• Your goal
The records that follow are to be transcribed in full, without their images.

[Data items]
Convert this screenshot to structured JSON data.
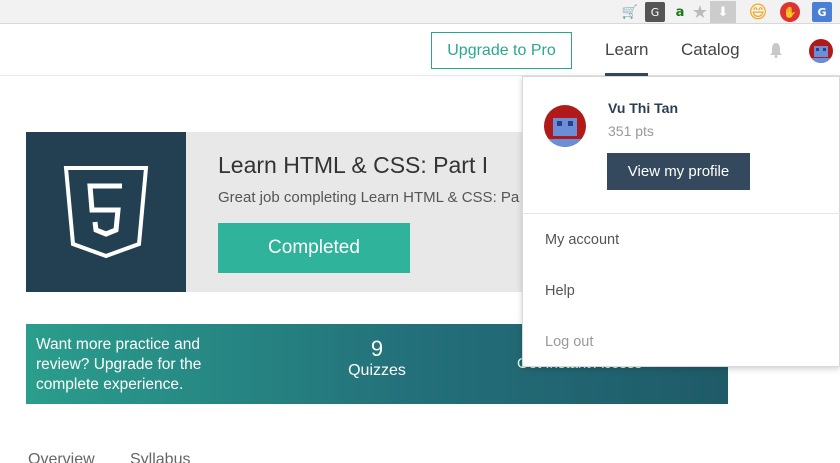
{
  "extensions": {
    "cart_glyph": "🛒",
    "translate_glyph": "G",
    "amazon_glyph": "a",
    "star_glyph": "★",
    "download_glyph": "⬇",
    "emoji_glyph": "😄",
    "block_glyph": "✋",
    "gtranslate_glyph": "G"
  },
  "header": {
    "upgrade_label": "Upgrade to Pro",
    "nav_learn": "Learn",
    "nav_catalog": "Catalog",
    "bell_glyph": "🔔"
  },
  "course": {
    "title": "Learn HTML & CSS: Part I",
    "subtitle": "Great job completing Learn HTML & CSS: Pa",
    "button_label": "Completed",
    "icon": "html5-shield-icon"
  },
  "promo": {
    "text": "Want more practice and review? Upgrade for the complete experience.",
    "quiz_count": "9",
    "quiz_label": "Quizzes",
    "instant_label": "Get Instant Access »"
  },
  "tabs": {
    "overview": "Overview",
    "syllabus": "Syllabus"
  },
  "dropdown": {
    "name": "Vu Thi Tan",
    "points": "351 pts",
    "profile_button": "View my profile",
    "items": [
      "My account",
      "Help",
      "Log out"
    ]
  },
  "colors": {
    "accent": "#2fb39a",
    "dark": "#34495e",
    "course_icon_bg": "#233f52"
  }
}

• Correct answer
Convert this screenshot to structured JSON data.
{
  "extensions": {
    "cart_glyph": "🛒",
    "translate_glyph": "G",
    "amazon_glyph": "a",
    "star_glyph": "★",
    "download_glyph": "⬇",
    "emoji_glyph": "😄",
    "block_glyph": "✋",
    "gtranslate_glyph": "G"
  },
  "header": {
    "upgrade_label": "Upgrade to Pro",
    "nav_learn": "Learn",
    "nav_catalog": "Catalog",
    "bell_glyph": "🔔"
  },
  "course": {
    "title": "Learn HTML & CSS: Part I",
    "subtitle": "Great job completing Learn HTML & CSS: Pa",
    "button_label": "Completed",
    "icon": "html5-shield-icon"
  },
  "promo": {
    "text": "Want more practice and review? Upgrade for the complete experience.",
    "quiz_count": "9",
    "quiz_label": "Quizzes",
    "instant_label": "Get Instant Access »"
  },
  "tabs": {
    "overview": "Overview",
    "syllabus": "Syllabus"
  },
  "dropdown": {
    "name": "Vu Thi Tan",
    "points": "351 pts",
    "profile_button": "View my profile",
    "items": [
      "My account",
      "Help",
      "Log out"
    ]
  },
  "colors": {
    "accent": "#2fb39a",
    "dark": "#34495e",
    "course_icon_bg": "#233f52"
  }
}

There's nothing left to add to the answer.